GIVEN ENTRIES start

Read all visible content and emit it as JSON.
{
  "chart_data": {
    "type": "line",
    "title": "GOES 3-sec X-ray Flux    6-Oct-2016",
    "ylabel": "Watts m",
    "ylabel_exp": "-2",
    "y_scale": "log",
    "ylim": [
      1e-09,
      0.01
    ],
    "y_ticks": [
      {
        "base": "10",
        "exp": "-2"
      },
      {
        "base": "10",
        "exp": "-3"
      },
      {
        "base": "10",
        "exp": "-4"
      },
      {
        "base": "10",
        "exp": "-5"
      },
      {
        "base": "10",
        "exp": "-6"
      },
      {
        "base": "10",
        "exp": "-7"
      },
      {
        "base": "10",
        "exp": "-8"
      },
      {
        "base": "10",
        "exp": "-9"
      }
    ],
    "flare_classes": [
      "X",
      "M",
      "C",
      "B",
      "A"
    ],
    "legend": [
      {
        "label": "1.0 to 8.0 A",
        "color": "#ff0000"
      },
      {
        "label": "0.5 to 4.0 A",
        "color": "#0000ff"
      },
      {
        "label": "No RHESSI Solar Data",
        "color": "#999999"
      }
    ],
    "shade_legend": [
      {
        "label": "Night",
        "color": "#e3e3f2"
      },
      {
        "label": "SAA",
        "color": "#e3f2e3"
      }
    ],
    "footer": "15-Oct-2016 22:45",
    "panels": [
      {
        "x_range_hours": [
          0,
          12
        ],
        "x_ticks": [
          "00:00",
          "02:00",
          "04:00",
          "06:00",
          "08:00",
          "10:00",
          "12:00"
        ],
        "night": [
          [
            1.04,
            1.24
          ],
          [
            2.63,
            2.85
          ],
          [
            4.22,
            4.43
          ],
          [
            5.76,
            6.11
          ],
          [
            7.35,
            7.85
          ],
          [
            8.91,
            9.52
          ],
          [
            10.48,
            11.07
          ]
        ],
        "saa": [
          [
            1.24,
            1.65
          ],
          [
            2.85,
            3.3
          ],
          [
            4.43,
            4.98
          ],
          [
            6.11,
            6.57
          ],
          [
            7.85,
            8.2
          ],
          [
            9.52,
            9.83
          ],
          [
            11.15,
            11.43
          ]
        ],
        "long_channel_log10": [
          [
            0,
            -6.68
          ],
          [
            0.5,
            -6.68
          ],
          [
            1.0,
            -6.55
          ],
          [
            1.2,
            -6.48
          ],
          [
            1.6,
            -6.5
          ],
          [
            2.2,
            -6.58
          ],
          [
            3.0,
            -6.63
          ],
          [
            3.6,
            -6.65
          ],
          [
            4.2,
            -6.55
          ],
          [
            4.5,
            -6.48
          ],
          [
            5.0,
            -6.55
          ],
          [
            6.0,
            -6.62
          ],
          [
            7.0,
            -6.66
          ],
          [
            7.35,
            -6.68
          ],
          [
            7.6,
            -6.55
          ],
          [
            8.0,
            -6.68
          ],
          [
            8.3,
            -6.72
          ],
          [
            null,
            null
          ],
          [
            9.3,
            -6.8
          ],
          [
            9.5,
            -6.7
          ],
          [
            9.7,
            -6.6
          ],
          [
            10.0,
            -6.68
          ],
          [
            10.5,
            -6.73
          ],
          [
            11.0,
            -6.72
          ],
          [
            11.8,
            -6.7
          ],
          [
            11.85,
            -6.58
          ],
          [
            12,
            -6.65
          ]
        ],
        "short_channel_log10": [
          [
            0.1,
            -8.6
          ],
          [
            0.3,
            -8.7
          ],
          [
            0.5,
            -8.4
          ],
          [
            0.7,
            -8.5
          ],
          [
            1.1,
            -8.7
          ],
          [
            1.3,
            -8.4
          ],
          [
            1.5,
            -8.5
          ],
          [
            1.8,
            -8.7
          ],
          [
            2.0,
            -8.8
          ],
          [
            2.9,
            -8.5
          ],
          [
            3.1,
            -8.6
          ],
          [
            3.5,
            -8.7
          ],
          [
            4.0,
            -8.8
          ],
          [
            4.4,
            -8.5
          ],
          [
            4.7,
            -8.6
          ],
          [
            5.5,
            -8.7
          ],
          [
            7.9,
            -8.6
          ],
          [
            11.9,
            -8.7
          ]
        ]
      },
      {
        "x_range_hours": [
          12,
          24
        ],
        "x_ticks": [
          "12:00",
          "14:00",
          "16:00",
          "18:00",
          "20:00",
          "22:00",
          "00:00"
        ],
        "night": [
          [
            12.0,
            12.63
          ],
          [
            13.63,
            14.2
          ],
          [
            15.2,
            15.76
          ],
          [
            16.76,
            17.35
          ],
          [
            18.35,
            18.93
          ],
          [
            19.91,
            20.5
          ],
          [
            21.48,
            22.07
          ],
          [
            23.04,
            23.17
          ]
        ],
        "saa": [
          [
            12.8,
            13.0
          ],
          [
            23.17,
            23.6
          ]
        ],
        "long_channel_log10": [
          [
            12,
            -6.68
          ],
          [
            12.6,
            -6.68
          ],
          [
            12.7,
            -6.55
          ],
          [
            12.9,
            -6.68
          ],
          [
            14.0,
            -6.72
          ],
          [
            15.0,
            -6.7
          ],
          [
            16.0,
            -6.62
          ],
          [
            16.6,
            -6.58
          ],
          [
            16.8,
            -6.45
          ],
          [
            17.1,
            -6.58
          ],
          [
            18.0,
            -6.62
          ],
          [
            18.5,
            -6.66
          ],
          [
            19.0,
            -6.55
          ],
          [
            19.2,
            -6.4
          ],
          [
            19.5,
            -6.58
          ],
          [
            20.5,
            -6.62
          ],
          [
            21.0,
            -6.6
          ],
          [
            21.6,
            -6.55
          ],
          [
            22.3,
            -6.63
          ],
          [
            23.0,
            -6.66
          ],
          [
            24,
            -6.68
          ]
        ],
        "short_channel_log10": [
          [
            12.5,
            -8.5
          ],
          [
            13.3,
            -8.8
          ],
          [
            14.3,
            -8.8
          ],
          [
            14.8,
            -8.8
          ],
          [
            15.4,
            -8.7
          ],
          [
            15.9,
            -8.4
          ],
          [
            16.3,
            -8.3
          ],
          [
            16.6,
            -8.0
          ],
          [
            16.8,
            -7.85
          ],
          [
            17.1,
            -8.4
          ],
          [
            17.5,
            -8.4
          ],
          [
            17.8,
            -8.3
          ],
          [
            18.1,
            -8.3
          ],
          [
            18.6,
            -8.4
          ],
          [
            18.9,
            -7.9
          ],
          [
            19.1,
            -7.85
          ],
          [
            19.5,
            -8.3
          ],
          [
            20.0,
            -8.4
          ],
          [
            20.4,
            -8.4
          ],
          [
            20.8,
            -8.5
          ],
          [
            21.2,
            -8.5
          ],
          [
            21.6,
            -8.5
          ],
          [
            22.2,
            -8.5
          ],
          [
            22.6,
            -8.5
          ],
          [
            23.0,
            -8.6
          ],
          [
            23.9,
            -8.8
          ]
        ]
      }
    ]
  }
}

GIVEN ENTRIES end

* **THE PROBLEM**: Output the full listing without altering anything.

* **EXERCISE OUTPUT**:
Read all visible content and emit it as JSON.
{
  "chart_data": {
    "type": "line",
    "title": "GOES 3-sec X-ray Flux    6-Oct-2016",
    "ylabel": "Watts m",
    "ylabel_exp": "-2",
    "y_scale": "log",
    "ylim": [
      1e-09,
      0.01
    ],
    "y_ticks": [
      {
        "base": "10",
        "exp": "-2"
      },
      {
        "base": "10",
        "exp": "-3"
      },
      {
        "base": "10",
        "exp": "-4"
      },
      {
        "base": "10",
        "exp": "-5"
      },
      {
        "base": "10",
        "exp": "-6"
      },
      {
        "base": "10",
        "exp": "-7"
      },
      {
        "base": "10",
        "exp": "-8"
      },
      {
        "base": "10",
        "exp": "-9"
      }
    ],
    "flare_classes": [
      "X",
      "M",
      "C",
      "B",
      "A"
    ],
    "legend": [
      {
        "label": "1.0 to 8.0 A",
        "color": "#ff0000"
      },
      {
        "label": "0.5 to 4.0 A",
        "color": "#0000ff"
      },
      {
        "label": "No RHESSI Solar Data",
        "color": "#999999"
      }
    ],
    "shade_legend": [
      {
        "label": "Night",
        "color": "#e3e3f2"
      },
      {
        "label": "SAA",
        "color": "#e3f2e3"
      }
    ],
    "footer": "15-Oct-2016 22:45",
    "panels": [
      {
        "x_range_hours": [
          0,
          12
        ],
        "x_ticks": [
          "00:00",
          "02:00",
          "04:00",
          "06:00",
          "08:00",
          "10:00",
          "12:00"
        ],
        "night": [
          [
            1.04,
            1.24
          ],
          [
            2.63,
            2.85
          ],
          [
            4.22,
            4.43
          ],
          [
            5.76,
            6.11
          ],
          [
            7.35,
            7.85
          ],
          [
            8.91,
            9.52
          ],
          [
            10.48,
            11.07
          ]
        ],
        "saa": [
          [
            1.24,
            1.65
          ],
          [
            2.85,
            3.3
          ],
          [
            4.43,
            4.98
          ],
          [
            6.11,
            6.57
          ],
          [
            7.85,
            8.2
          ],
          [
            9.52,
            9.83
          ],
          [
            11.15,
            11.43
          ]
        ],
        "long_channel_log10": [
          [
            0,
            -6.68
          ],
          [
            0.5,
            -6.68
          ],
          [
            1.0,
            -6.55
          ],
          [
            1.2,
            -6.48
          ],
          [
            1.6,
            -6.5
          ],
          [
            2.2,
            -6.58
          ],
          [
            3.0,
            -6.63
          ],
          [
            3.6,
            -6.65
          ],
          [
            4.2,
            -6.55
          ],
          [
            4.5,
            -6.48
          ],
          [
            5.0,
            -6.55
          ],
          [
            6.0,
            -6.62
          ],
          [
            7.0,
            -6.66
          ],
          [
            7.35,
            -6.68
          ],
          [
            7.6,
            -6.55
          ],
          [
            8.0,
            -6.68
          ],
          [
            8.3,
            -6.72
          ],
          [
            null,
            null
          ],
          [
            9.3,
            -6.8
          ],
          [
            9.5,
            -6.7
          ],
          [
            9.7,
            -6.6
          ],
          [
            10.0,
            -6.68
          ],
          [
            10.5,
            -6.73
          ],
          [
            11.0,
            -6.72
          ],
          [
            11.8,
            -6.7
          ],
          [
            11.85,
            -6.58
          ],
          [
            12,
            -6.65
          ]
        ],
        "short_channel_log10": [
          [
            0.1,
            -8.6
          ],
          [
            0.3,
            -8.7
          ],
          [
            0.5,
            -8.4
          ],
          [
            0.7,
            -8.5
          ],
          [
            1.1,
            -8.7
          ],
          [
            1.3,
            -8.4
          ],
          [
            1.5,
            -8.5
          ],
          [
            1.8,
            -8.7
          ],
          [
            2.0,
            -8.8
          ],
          [
            2.9,
            -8.5
          ],
          [
            3.1,
            -8.6
          ],
          [
            3.5,
            -8.7
          ],
          [
            4.0,
            -8.8
          ],
          [
            4.4,
            -8.5
          ],
          [
            4.7,
            -8.6
          ],
          [
            5.5,
            -8.7
          ],
          [
            7.9,
            -8.6
          ],
          [
            11.9,
            -8.7
          ]
        ]
      },
      {
        "x_range_hours": [
          12,
          24
        ],
        "x_ticks": [
          "12:00",
          "14:00",
          "16:00",
          "18:00",
          "20:00",
          "22:00",
          "00:00"
        ],
        "night": [
          [
            12.0,
            12.63
          ],
          [
            13.63,
            14.2
          ],
          [
            15.2,
            15.76
          ],
          [
            16.76,
            17.35
          ],
          [
            18.35,
            18.93
          ],
          [
            19.91,
            20.5
          ],
          [
            21.48,
            22.07
          ],
          [
            23.04,
            23.17
          ]
        ],
        "saa": [
          [
            12.8,
            13.0
          ],
          [
            23.17,
            23.6
          ]
        ],
        "long_channel_log10": [
          [
            12,
            -6.68
          ],
          [
            12.6,
            -6.68
          ],
          [
            12.7,
            -6.55
          ],
          [
            12.9,
            -6.68
          ],
          [
            14.0,
            -6.72
          ],
          [
            15.0,
            -6.7
          ],
          [
            16.0,
            -6.62
          ],
          [
            16.6,
            -6.58
          ],
          [
            16.8,
            -6.45
          ],
          [
            17.1,
            -6.58
          ],
          [
            18.0,
            -6.62
          ],
          [
            18.5,
            -6.66
          ],
          [
            19.0,
            -6.55
          ],
          [
            19.2,
            -6.4
          ],
          [
            19.5,
            -6.58
          ],
          [
            20.5,
            -6.62
          ],
          [
            21.0,
            -6.6
          ],
          [
            21.6,
            -6.55
          ],
          [
            22.3,
            -6.63
          ],
          [
            23.0,
            -6.66
          ],
          [
            24,
            -6.68
          ]
        ],
        "short_channel_log10": [
          [
            12.5,
            -8.5
          ],
          [
            13.3,
            -8.8
          ],
          [
            14.3,
            -8.8
          ],
          [
            14.8,
            -8.8
          ],
          [
            15.4,
            -8.7
          ],
          [
            15.9,
            -8.4
          ],
          [
            16.3,
            -8.3
          ],
          [
            16.6,
            -8.0
          ],
          [
            16.8,
            -7.85
          ],
          [
            17.1,
            -8.4
          ],
          [
            17.5,
            -8.4
          ],
          [
            17.8,
            -8.3
          ],
          [
            18.1,
            -8.3
          ],
          [
            18.6,
            -8.4
          ],
          [
            18.9,
            -7.9
          ],
          [
            19.1,
            -7.85
          ],
          [
            19.5,
            -8.3
          ],
          [
            20.0,
            -8.4
          ],
          [
            20.4,
            -8.4
          ],
          [
            20.8,
            -8.5
          ],
          [
            21.2,
            -8.5
          ],
          [
            21.6,
            -8.5
          ],
          [
            22.2,
            -8.5
          ],
          [
            22.6,
            -8.5
          ],
          [
            23.0,
            -8.6
          ],
          [
            23.9,
            -8.8
          ]
        ]
      }
    ]
  }
}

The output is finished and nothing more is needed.